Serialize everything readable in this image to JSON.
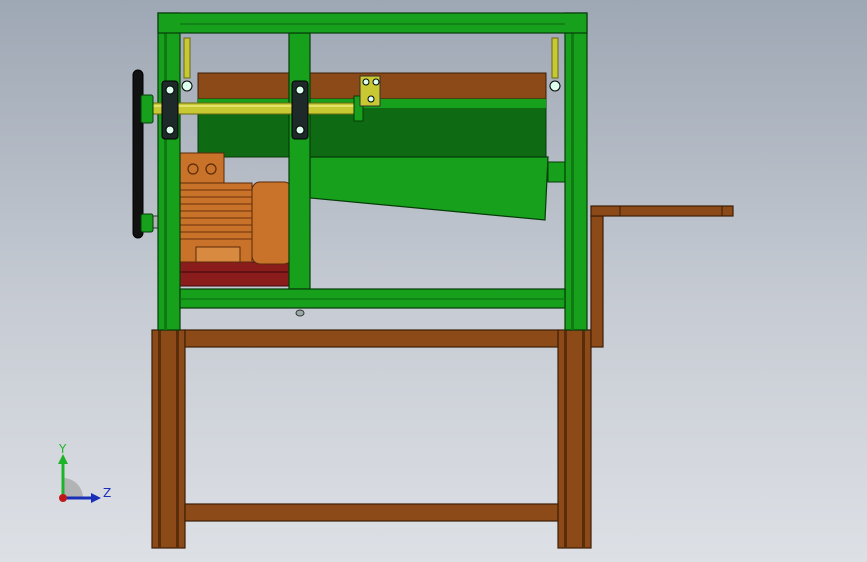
{
  "viewport": {
    "background_top": "#9ea7b4",
    "background_bottom": "#dde0e5"
  },
  "colors": {
    "frame_green": "#16a01b",
    "frame_green_dark": "#0b5e0f",
    "wood_brown": "#8b4a17",
    "wood_dark": "#4a2508",
    "motor_orange": "#c9722a",
    "motor_dark": "#7a3d0e",
    "shaft_yellow": "#c7c832",
    "bearing_dark": "#1e2a2a",
    "belt_black": "#111111",
    "base_red": "#8a1c1c"
  },
  "triad": {
    "x_label": "",
    "y_label": "Y",
    "z_label": "Z",
    "y_color": "#1fb32a",
    "z_color": "#1a2fb8",
    "x_color": "#c01818",
    "sphere_color": "#a0a0a0"
  }
}
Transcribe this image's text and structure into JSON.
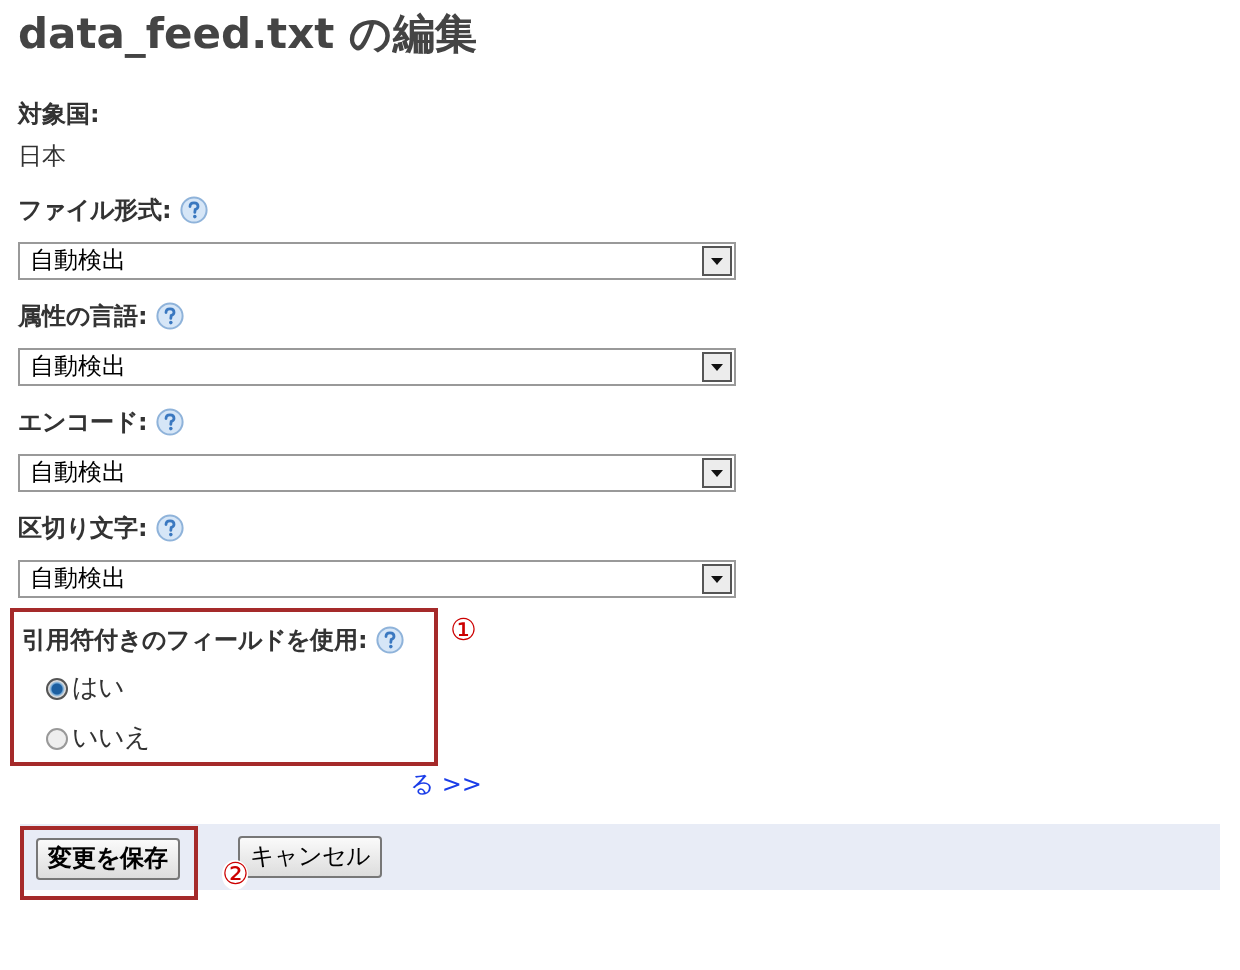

### TASK STATEMENT
Locate and copy each line in the data above that includes the word "this".

### SOLUTION TO THE PROBLEM
Serialize everything readable in this image to JSON.
Transcribe this image's text and structure into JSON.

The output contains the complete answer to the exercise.